> Task to complete
Reproduce all records verbatim.

─── Data in this exercise

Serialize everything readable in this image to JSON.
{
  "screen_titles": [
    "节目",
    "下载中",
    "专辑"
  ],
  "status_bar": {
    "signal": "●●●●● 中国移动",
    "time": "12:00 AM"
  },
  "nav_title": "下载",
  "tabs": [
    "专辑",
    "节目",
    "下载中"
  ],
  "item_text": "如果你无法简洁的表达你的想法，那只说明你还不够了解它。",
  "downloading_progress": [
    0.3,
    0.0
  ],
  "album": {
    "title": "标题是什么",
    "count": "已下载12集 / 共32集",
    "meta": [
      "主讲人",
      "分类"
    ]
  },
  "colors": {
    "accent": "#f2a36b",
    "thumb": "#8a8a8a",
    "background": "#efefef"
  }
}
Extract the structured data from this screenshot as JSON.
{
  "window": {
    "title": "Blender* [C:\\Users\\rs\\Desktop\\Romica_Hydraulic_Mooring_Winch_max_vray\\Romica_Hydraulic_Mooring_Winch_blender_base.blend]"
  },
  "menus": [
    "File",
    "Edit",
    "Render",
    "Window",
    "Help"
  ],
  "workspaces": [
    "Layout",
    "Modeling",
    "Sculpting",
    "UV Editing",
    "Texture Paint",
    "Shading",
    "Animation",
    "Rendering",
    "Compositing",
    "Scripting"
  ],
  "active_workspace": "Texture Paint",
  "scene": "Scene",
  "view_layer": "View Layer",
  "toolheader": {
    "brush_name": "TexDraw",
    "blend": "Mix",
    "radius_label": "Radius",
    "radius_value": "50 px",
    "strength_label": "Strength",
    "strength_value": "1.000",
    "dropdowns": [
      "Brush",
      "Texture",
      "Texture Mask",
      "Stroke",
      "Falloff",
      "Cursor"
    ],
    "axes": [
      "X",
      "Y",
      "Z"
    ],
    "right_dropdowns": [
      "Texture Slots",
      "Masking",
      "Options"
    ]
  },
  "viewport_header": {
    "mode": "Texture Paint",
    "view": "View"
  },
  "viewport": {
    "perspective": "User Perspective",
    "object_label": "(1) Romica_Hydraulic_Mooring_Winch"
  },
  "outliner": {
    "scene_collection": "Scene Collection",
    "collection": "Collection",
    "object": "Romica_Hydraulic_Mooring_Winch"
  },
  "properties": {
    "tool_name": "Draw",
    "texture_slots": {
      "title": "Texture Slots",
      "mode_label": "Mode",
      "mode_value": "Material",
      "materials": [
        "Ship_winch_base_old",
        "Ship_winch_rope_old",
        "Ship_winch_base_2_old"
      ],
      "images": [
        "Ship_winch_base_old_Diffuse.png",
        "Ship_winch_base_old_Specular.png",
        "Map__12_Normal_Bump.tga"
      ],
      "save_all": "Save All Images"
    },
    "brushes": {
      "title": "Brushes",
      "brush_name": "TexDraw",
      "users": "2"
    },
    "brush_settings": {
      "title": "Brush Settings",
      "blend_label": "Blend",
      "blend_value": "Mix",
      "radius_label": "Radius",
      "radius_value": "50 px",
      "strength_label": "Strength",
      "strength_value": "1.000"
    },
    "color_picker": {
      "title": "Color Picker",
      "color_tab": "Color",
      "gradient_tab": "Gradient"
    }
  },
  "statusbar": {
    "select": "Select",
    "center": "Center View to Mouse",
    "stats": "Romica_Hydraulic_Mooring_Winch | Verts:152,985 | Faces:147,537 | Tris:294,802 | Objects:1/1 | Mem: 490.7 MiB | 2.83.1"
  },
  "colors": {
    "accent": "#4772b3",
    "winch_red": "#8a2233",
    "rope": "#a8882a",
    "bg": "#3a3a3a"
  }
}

──────

> Expected answer
Serialize everything readable in this image to JSON.
{
  "screen_titles": [
    "节目",
    "下载中",
    "专辑"
  ],
  "status_bar": {
    "signal": "●●●●● 中国移动",
    "time": "12:00 AM"
  },
  "nav_title": "下载",
  "tabs": [
    "专辑",
    "节目",
    "下载中"
  ],
  "item_text": "如果你无法简洁的表达你的想法，那只说明你还不够了解它。",
  "downloading_progress": [
    0.3,
    0.0
  ],
  "album": {
    "title": "标题是什么",
    "count": "已下载12集 / 共32集",
    "meta": [
      "主讲人",
      "分类"
    ]
  },
  "colors": {
    "accent": "#f2a36b",
    "thumb": "#8a8a8a",
    "background": "#efefef"
  }
}
Extract the structured data from this screenshot as JSON.
{
  "window": {
    "title": "Blender* [C:\\Users\\rs\\Desktop\\Romica_Hydraulic_Mooring_Winch_max_vray\\Romica_Hydraulic_Mooring_Winch_blender_base.blend]"
  },
  "menus": [
    "File",
    "Edit",
    "Render",
    "Window",
    "Help"
  ],
  "workspaces": [
    "Layout",
    "Modeling",
    "Sculpting",
    "UV Editing",
    "Texture Paint",
    "Shading",
    "Animation",
    "Rendering",
    "Compositing",
    "Scripting"
  ],
  "active_workspace": "Texture Paint",
  "scene": "Scene",
  "view_layer": "View Layer",
  "toolheader": {
    "brush_name": "TexDraw",
    "blend": "Mix",
    "radius_label": "Radius",
    "radius_value": "50 px",
    "strength_label": "Strength",
    "strength_value": "1.000",
    "dropdowns": [
      "Brush",
      "Texture",
      "Texture Mask",
      "Stroke",
      "Falloff",
      "Cursor"
    ],
    "axes": [
      "X",
      "Y",
      "Z"
    ],
    "right_dropdowns": [
      "Texture Slots",
      "Masking",
      "Options"
    ]
  },
  "viewport_header": {
    "mode": "Texture Paint",
    "view": "View"
  },
  "viewport": {
    "perspective": "User Perspective",
    "object_label": "(1) Romica_Hydraulic_Mooring_Winch"
  },
  "outliner": {
    "scene_collection": "Scene Collection",
    "collection": "Collection",
    "object": "Romica_Hydraulic_Mooring_Winch"
  },
  "properties": {
    "tool_name": "Draw",
    "texture_slots": {
      "title": "Texture Slots",
      "mode_label": "Mode",
      "mode_value": "Material",
      "materials": [
        "Ship_winch_base_old",
        "Ship_winch_rope_old",
        "Ship_winch_base_2_old"
      ],
      "images": [
        "Ship_winch_base_old_Diffuse.png",
        "Ship_winch_base_old_Specular.png",
        "Map__12_Normal_Bump.tga"
      ],
      "save_all": "Save All Images"
    },
    "brushes": {
      "title": "Brushes",
      "brush_name": "TexDraw",
      "users": "2"
    },
    "brush_settings": {
      "title": "Brush Settings",
      "blend_label": "Blend",
      "blend_value": "Mix",
      "radius_label": "Radius",
      "radius_value": "50 px",
      "strength_label": "Strength",
      "strength_value": "1.000"
    },
    "color_picker": {
      "title": "Color Picker",
      "color_tab": "Color",
      "gradient_tab": "Gradient"
    }
  },
  "statusbar": {
    "select": "Select",
    "center": "Center View to Mouse",
    "stats": "Romica_Hydraulic_Mooring_Winch | Verts:152,985 | Faces:147,537 | Tris:294,802 | Objects:1/1 | Mem: 490.7 MiB | 2.83.1"
  },
  "colors": {
    "accent": "#4772b3",
    "winch_red": "#8a2233",
    "rope": "#a8882a",
    "bg": "#3a3a3a"
  }
}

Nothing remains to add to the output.